> _Task description_
Below are some records. Copy every line in them that holds "factors".

> _Information provided_
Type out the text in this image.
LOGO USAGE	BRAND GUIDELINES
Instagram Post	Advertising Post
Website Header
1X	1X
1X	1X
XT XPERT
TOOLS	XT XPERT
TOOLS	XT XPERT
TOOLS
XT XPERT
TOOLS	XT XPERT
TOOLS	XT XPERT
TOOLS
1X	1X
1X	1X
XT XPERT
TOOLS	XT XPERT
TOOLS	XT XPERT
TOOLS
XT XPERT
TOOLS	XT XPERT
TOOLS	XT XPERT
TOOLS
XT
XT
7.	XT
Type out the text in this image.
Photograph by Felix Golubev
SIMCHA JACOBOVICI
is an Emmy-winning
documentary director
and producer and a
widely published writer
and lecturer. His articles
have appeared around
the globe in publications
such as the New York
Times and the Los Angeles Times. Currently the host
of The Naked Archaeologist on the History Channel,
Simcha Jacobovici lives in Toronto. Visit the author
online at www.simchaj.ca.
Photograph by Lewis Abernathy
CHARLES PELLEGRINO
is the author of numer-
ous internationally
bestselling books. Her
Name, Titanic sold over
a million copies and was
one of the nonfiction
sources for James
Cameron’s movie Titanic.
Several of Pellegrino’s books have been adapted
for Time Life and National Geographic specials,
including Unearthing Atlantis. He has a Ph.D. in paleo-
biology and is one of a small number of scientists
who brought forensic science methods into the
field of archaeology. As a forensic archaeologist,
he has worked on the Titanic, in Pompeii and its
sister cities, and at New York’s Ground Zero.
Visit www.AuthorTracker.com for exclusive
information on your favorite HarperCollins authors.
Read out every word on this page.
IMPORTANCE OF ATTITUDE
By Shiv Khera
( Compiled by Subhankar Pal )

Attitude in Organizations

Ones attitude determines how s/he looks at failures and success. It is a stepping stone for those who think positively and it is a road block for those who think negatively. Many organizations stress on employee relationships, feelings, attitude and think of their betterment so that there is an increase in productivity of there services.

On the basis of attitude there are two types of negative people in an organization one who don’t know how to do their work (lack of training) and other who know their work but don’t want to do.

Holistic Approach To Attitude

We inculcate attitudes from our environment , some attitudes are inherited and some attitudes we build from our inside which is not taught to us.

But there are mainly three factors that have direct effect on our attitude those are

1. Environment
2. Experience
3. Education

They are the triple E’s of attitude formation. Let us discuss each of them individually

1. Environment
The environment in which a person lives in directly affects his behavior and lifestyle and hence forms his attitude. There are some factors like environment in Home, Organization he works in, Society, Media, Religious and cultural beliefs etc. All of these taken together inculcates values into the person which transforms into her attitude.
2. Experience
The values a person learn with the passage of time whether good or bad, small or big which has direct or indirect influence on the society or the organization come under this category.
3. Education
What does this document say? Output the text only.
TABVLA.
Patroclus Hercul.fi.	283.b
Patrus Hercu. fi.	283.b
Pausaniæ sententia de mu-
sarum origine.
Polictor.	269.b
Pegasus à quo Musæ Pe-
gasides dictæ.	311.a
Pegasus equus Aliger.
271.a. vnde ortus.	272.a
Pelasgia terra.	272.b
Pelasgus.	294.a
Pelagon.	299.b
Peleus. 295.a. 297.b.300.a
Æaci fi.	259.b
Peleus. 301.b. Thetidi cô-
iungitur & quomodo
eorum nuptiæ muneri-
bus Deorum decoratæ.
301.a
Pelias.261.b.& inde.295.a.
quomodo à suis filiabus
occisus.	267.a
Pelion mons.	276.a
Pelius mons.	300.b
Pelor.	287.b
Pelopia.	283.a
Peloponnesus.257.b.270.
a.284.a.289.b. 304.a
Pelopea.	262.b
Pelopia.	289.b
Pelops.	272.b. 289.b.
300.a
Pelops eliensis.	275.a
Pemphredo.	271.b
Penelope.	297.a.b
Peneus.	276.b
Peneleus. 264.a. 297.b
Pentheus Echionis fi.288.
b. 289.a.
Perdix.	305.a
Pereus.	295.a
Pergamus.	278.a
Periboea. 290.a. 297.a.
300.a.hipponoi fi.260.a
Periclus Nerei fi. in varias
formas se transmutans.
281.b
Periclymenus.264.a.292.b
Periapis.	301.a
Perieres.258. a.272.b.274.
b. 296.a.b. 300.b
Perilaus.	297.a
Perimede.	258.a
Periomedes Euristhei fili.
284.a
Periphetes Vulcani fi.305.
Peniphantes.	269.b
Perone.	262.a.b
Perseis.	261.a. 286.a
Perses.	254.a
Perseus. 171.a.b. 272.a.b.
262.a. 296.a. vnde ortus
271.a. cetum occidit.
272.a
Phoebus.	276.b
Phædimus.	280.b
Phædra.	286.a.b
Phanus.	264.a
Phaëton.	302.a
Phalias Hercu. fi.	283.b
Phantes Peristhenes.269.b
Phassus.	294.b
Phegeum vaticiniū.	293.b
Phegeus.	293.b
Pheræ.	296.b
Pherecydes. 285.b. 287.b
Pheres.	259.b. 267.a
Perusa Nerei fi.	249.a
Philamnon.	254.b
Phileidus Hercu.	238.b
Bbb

> _Task answer_
But there are mainly three factors that have direct effect on our attitude those are
The environment in which a person lives in directly affects his behavior and lifestyle and hence forms his attitude. There are some factors like environment in Home, Organization he works in, Society, Media, Religious and cultural beliefs etc. All of these taken together inculcates values into the person which transforms into her attitude.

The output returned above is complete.